### [Exercise aim]
The data below should be printed in full, exactly, and without any of its images.

---- Records shown

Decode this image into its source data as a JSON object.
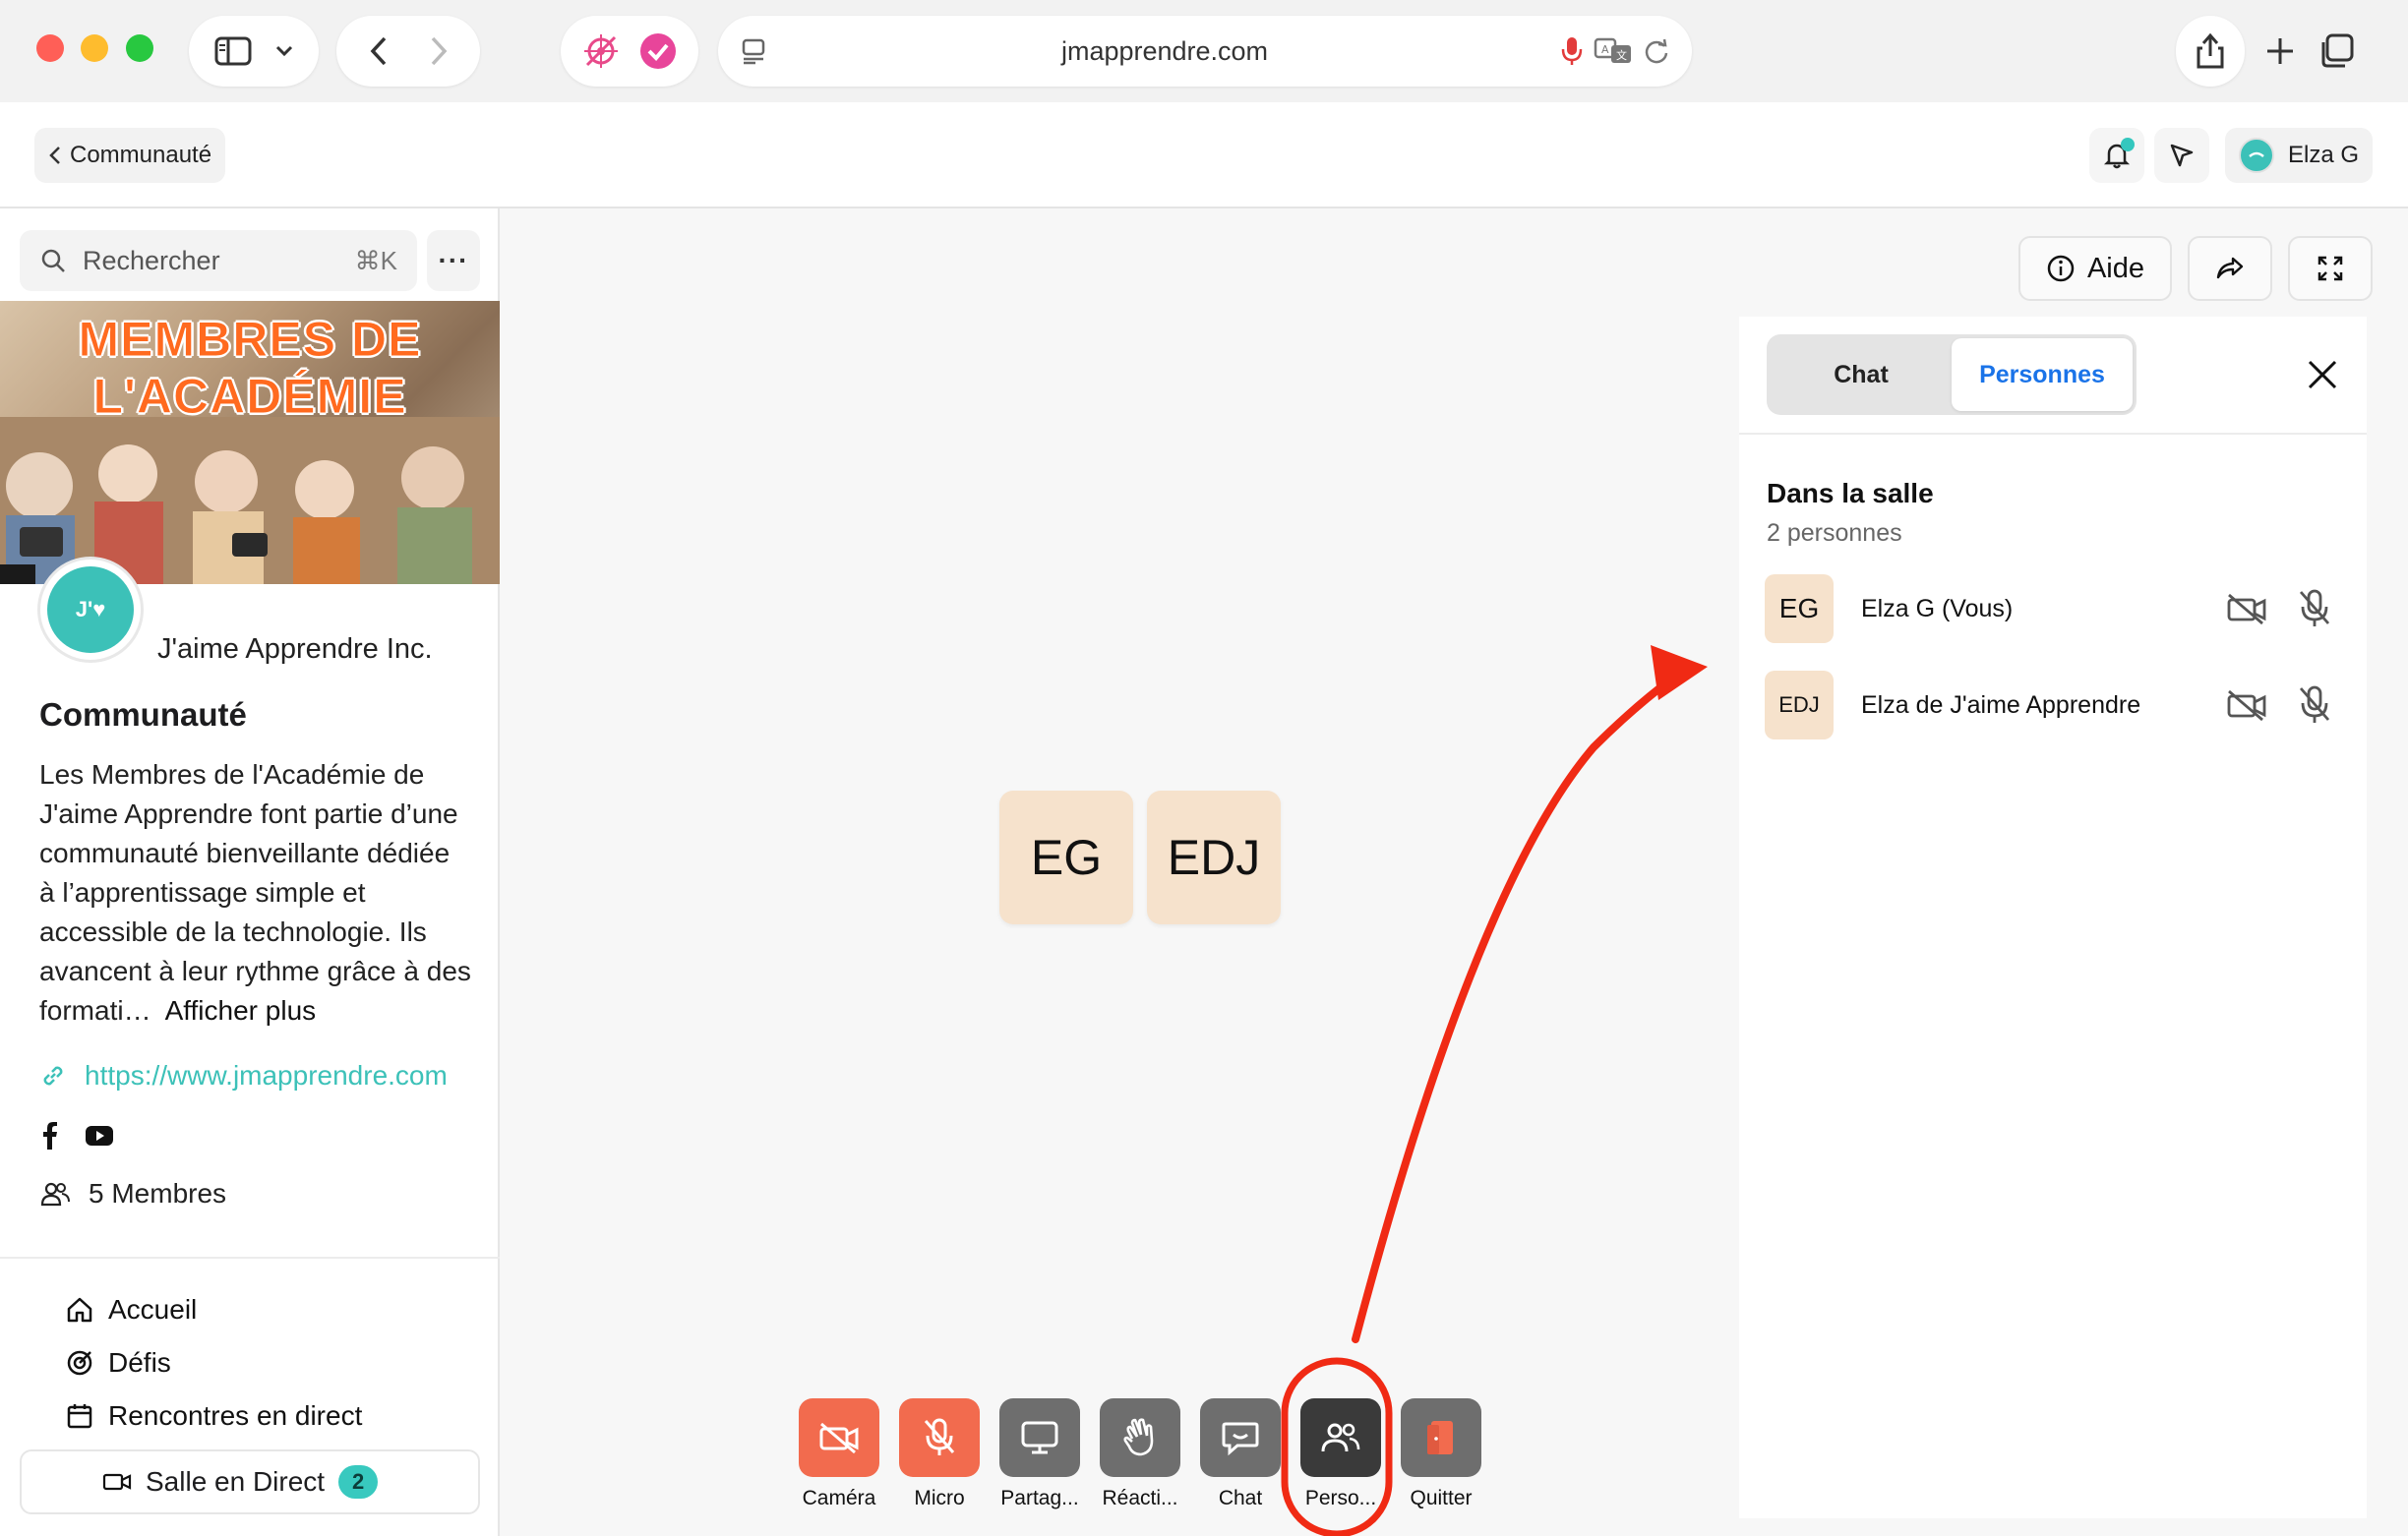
{
  "browser": {
    "url": "jmapprendre.com"
  },
  "appbar": {
    "back_label": "Communauté",
    "user_name": "Elza G"
  },
  "sidebar": {
    "search_placeholder": "Rechercher",
    "search_shortcut": "⌘K",
    "more_label": "···",
    "banner_line1": "MEMBRES DE",
    "banner_line2": "L'ACADÉMIE",
    "logo_text": "J'♥",
    "org_name": "J'aime Apprendre Inc.",
    "community_title": "Communauté",
    "description": "Les Membres de l'Académie de J'aime Apprendre font partie d’une communauté bienveillante dédiée à l’apprentissage simple et accessible de la technologie. Ils avancent à leur rythme grâce à des formati…",
    "show_more": "Afficher plus",
    "link": "https://www.jmapprendre.com",
    "members": "5 Membres",
    "nav": [
      {
        "label": "Accueil"
      },
      {
        "label": "Défis"
      },
      {
        "label": "Rencontres en direct"
      }
    ],
    "live_room": {
      "label": "Salle en Direct",
      "count": "2"
    }
  },
  "room": {
    "tiles": [
      "EG",
      "EDJ"
    ],
    "toolbar": [
      {
        "label": "Caméra"
      },
      {
        "label": "Micro"
      },
      {
        "label": "Partag..."
      },
      {
        "label": "Réacti..."
      },
      {
        "label": "Chat"
      },
      {
        "label": "Perso..."
      },
      {
        "label": "Quitter"
      }
    ],
    "help_label": "Aide"
  },
  "panel": {
    "tabs": [
      "Chat",
      "Personnes"
    ],
    "active_tab": "Personnes",
    "section_title": "Dans la salle",
    "section_count": "2 personnes",
    "people": [
      {
        "initials": "EG",
        "name": "Elza G (Vous)"
      },
      {
        "initials": "EDJ",
        "name": "Elza de J'aime Apprendre"
      }
    ]
  },
  "colors": {
    "accent_teal": "#3cc1b8",
    "danger": "#f26b4e",
    "tab_active": "#1a73e8",
    "annotation_red": "#f02a14"
  }
}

--------

### [Full output]
Decode this image into its source data as a JSON object.
{
  "browser": {
    "url": "jmapprendre.com"
  },
  "appbar": {
    "back_label": "Communauté",
    "user_name": "Elza G"
  },
  "sidebar": {
    "search_placeholder": "Rechercher",
    "search_shortcut": "⌘K",
    "more_label": "···",
    "banner_line1": "MEMBRES DE",
    "banner_line2": "L'ACADÉMIE",
    "logo_text": "J'♥",
    "org_name": "J'aime Apprendre Inc.",
    "community_title": "Communauté",
    "description": "Les Membres de l'Académie de J'aime Apprendre font partie d’une communauté bienveillante dédiée à l’apprentissage simple et accessible de la technologie. Ils avancent à leur rythme grâce à des formati…",
    "show_more": "Afficher plus",
    "link": "https://www.jmapprendre.com",
    "members": "5 Membres",
    "nav": [
      {
        "label": "Accueil"
      },
      {
        "label": "Défis"
      },
      {
        "label": "Rencontres en direct"
      }
    ],
    "live_room": {
      "label": "Salle en Direct",
      "count": "2"
    }
  },
  "room": {
    "tiles": [
      "EG",
      "EDJ"
    ],
    "toolbar": [
      {
        "label": "Caméra"
      },
      {
        "label": "Micro"
      },
      {
        "label": "Partag..."
      },
      {
        "label": "Réacti..."
      },
      {
        "label": "Chat"
      },
      {
        "label": "Perso..."
      },
      {
        "label": "Quitter"
      }
    ],
    "help_label": "Aide"
  },
  "panel": {
    "tabs": [
      "Chat",
      "Personnes"
    ],
    "active_tab": "Personnes",
    "section_title": "Dans la salle",
    "section_count": "2 personnes",
    "people": [
      {
        "initials": "EG",
        "name": "Elza G (Vous)"
      },
      {
        "initials": "EDJ",
        "name": "Elza de J'aime Apprendre"
      }
    ]
  },
  "colors": {
    "accent_teal": "#3cc1b8",
    "danger": "#f26b4e",
    "tab_active": "#1a73e8",
    "annotation_red": "#f02a14"
  }
}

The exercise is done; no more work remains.